TASK MATERIAL:
---*---

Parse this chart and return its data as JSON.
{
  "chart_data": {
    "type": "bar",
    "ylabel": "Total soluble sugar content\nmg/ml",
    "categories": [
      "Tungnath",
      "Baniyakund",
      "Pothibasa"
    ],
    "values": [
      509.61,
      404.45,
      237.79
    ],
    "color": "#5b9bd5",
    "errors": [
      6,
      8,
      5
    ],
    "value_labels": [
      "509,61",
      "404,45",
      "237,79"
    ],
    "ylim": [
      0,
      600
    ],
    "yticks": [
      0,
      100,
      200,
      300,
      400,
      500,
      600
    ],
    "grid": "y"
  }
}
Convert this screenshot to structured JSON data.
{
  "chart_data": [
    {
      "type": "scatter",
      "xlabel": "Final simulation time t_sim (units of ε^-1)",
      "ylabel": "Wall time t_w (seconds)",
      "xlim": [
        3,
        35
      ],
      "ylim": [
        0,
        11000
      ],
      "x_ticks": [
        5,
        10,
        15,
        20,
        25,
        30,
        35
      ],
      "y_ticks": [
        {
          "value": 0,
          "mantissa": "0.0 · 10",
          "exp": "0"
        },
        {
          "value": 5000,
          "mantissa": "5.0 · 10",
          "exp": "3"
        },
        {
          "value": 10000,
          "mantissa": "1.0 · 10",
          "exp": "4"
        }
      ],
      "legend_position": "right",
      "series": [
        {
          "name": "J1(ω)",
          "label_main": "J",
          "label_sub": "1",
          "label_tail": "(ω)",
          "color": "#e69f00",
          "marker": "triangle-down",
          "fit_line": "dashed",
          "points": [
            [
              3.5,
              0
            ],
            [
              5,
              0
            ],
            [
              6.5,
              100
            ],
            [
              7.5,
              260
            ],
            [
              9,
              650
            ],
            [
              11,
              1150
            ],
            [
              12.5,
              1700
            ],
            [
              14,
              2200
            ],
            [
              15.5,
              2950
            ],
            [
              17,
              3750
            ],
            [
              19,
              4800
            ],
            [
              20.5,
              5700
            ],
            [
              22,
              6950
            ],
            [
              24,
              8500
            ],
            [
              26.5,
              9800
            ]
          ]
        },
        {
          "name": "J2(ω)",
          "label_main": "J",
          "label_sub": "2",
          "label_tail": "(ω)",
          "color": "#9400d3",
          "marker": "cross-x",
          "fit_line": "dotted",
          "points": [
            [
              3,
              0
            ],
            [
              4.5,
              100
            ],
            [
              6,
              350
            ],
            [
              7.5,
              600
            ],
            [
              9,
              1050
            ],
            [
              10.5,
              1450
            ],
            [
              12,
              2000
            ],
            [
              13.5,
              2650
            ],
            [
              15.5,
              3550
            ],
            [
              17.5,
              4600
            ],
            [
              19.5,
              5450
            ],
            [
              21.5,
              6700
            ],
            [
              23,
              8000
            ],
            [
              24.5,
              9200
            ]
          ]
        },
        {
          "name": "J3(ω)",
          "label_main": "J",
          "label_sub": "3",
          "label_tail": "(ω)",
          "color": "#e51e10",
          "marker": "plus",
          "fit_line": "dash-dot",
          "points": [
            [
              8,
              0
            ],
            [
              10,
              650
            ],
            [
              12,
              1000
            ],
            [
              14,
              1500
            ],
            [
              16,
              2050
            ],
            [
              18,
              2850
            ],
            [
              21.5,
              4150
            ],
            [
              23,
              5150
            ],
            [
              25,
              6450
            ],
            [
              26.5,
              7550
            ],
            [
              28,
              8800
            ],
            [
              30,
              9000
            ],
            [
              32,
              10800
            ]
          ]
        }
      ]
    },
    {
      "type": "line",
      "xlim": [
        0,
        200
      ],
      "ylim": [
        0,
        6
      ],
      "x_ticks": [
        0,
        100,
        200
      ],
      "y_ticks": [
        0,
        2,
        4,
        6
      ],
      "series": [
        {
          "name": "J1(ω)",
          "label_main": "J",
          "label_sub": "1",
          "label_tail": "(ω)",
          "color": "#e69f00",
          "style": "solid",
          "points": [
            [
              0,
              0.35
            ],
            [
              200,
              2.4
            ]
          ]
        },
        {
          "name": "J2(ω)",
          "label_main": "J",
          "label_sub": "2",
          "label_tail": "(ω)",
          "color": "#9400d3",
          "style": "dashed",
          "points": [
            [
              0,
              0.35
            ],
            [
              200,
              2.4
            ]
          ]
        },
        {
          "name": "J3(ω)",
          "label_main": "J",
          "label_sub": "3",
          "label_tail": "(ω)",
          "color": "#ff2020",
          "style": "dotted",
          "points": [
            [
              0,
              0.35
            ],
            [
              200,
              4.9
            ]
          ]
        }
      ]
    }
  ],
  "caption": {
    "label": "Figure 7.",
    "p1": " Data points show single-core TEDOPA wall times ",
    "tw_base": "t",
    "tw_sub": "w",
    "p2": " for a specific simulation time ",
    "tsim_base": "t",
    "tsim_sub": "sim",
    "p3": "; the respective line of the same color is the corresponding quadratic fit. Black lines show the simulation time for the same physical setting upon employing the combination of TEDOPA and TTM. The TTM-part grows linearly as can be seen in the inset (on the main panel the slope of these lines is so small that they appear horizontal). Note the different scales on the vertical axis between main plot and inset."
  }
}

---*---

YOUR INSTRUCTIONS:
Pick out the lines above containing the word "ylabel", then copy them.

EXPECTED ANSWER:
    "ylabel": "Total soluble sugar content\nmg/ml",
      "ylabel": "Wall time t_w (seconds)",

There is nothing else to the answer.